**Written instruction:** Transcribe all the records with complete accuracy.

## START

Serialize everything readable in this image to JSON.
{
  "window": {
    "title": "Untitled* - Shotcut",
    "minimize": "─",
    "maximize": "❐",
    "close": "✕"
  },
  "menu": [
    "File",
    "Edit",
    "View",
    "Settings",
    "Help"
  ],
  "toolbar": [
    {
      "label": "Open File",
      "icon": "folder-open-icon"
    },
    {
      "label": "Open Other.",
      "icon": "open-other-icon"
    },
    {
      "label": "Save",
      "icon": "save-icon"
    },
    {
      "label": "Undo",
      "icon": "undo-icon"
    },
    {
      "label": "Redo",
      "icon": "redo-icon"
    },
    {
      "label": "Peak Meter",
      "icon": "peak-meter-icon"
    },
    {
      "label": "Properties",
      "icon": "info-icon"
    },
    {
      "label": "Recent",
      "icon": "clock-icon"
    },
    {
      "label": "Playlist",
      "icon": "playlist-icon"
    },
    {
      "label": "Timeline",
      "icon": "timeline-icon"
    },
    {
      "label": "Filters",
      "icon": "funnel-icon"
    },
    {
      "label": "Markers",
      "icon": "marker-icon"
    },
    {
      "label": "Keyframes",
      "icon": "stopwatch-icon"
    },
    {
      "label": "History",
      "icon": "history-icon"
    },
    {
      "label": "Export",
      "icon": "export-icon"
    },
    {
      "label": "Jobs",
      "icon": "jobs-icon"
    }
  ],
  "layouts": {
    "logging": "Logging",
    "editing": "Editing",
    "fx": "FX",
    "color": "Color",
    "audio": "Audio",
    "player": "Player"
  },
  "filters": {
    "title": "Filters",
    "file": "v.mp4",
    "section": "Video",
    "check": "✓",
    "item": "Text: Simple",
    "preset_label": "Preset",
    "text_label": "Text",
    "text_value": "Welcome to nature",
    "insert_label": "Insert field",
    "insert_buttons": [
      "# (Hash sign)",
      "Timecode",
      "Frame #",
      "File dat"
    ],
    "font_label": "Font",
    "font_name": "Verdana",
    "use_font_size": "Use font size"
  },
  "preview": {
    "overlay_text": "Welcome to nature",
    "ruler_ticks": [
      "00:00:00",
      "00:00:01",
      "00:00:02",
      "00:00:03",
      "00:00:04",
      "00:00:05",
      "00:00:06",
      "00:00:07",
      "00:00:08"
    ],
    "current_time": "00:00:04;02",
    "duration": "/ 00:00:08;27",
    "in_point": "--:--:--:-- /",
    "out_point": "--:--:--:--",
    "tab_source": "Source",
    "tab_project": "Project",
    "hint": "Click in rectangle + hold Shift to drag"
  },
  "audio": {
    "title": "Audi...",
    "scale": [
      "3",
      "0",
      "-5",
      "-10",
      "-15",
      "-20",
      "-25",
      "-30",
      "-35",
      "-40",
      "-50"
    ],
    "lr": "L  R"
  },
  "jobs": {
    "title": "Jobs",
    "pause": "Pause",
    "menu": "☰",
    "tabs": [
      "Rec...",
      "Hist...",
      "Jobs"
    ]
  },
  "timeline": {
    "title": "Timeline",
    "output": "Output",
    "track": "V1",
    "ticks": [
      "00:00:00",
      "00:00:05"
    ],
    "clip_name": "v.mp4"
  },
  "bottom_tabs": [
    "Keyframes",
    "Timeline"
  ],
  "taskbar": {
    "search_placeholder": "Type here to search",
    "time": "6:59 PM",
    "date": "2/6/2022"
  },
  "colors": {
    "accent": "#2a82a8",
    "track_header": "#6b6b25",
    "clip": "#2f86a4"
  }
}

## END

**Solution:**
Serialize everything readable in this image to JSON.
{
  "window": {
    "title": "Untitled* - Shotcut",
    "minimize": "─",
    "maximize": "❐",
    "close": "✕"
  },
  "menu": [
    "File",
    "Edit",
    "View",
    "Settings",
    "Help"
  ],
  "toolbar": [
    {
      "label": "Open File",
      "icon": "folder-open-icon"
    },
    {
      "label": "Open Other.",
      "icon": "open-other-icon"
    },
    {
      "label": "Save",
      "icon": "save-icon"
    },
    {
      "label": "Undo",
      "icon": "undo-icon"
    },
    {
      "label": "Redo",
      "icon": "redo-icon"
    },
    {
      "label": "Peak Meter",
      "icon": "peak-meter-icon"
    },
    {
      "label": "Properties",
      "icon": "info-icon"
    },
    {
      "label": "Recent",
      "icon": "clock-icon"
    },
    {
      "label": "Playlist",
      "icon": "playlist-icon"
    },
    {
      "label": "Timeline",
      "icon": "timeline-icon"
    },
    {
      "label": "Filters",
      "icon": "funnel-icon"
    },
    {
      "label": "Markers",
      "icon": "marker-icon"
    },
    {
      "label": "Keyframes",
      "icon": "stopwatch-icon"
    },
    {
      "label": "History",
      "icon": "history-icon"
    },
    {
      "label": "Export",
      "icon": "export-icon"
    },
    {
      "label": "Jobs",
      "icon": "jobs-icon"
    }
  ],
  "layouts": {
    "logging": "Logging",
    "editing": "Editing",
    "fx": "FX",
    "color": "Color",
    "audio": "Audio",
    "player": "Player"
  },
  "filters": {
    "title": "Filters",
    "file": "v.mp4",
    "section": "Video",
    "check": "✓",
    "item": "Text: Simple",
    "preset_label": "Preset",
    "text_label": "Text",
    "text_value": "Welcome to nature",
    "insert_label": "Insert field",
    "insert_buttons": [
      "# (Hash sign)",
      "Timecode",
      "Frame #",
      "File dat"
    ],
    "font_label": "Font",
    "font_name": "Verdana",
    "use_font_size": "Use font size"
  },
  "preview": {
    "overlay_text": "Welcome to nature",
    "ruler_ticks": [
      "00:00:00",
      "00:00:01",
      "00:00:02",
      "00:00:03",
      "00:00:04",
      "00:00:05",
      "00:00:06",
      "00:00:07",
      "00:00:08"
    ],
    "current_time": "00:00:04;02",
    "duration": "/ 00:00:08;27",
    "in_point": "--:--:--:-- /",
    "out_point": "--:--:--:--",
    "tab_source": "Source",
    "tab_project": "Project",
    "hint": "Click in rectangle + hold Shift to drag"
  },
  "audio": {
    "title": "Audi...",
    "scale": [
      "3",
      "0",
      "-5",
      "-10",
      "-15",
      "-20",
      "-25",
      "-30",
      "-35",
      "-40",
      "-50"
    ],
    "lr": "L  R"
  },
  "jobs": {
    "title": "Jobs",
    "pause": "Pause",
    "menu": "☰",
    "tabs": [
      "Rec...",
      "Hist...",
      "Jobs"
    ]
  },
  "timeline": {
    "title": "Timeline",
    "output": "Output",
    "track": "V1",
    "ticks": [
      "00:00:00",
      "00:00:05"
    ],
    "clip_name": "v.mp4"
  },
  "bottom_tabs": [
    "Keyframes",
    "Timeline"
  ],
  "taskbar": {
    "search_placeholder": "Type here to search",
    "time": "6:59 PM",
    "date": "2/6/2022"
  },
  "colors": {
    "accent": "#2a82a8",
    "track_header": "#6b6b25",
    "clip": "#2f86a4"
  }
}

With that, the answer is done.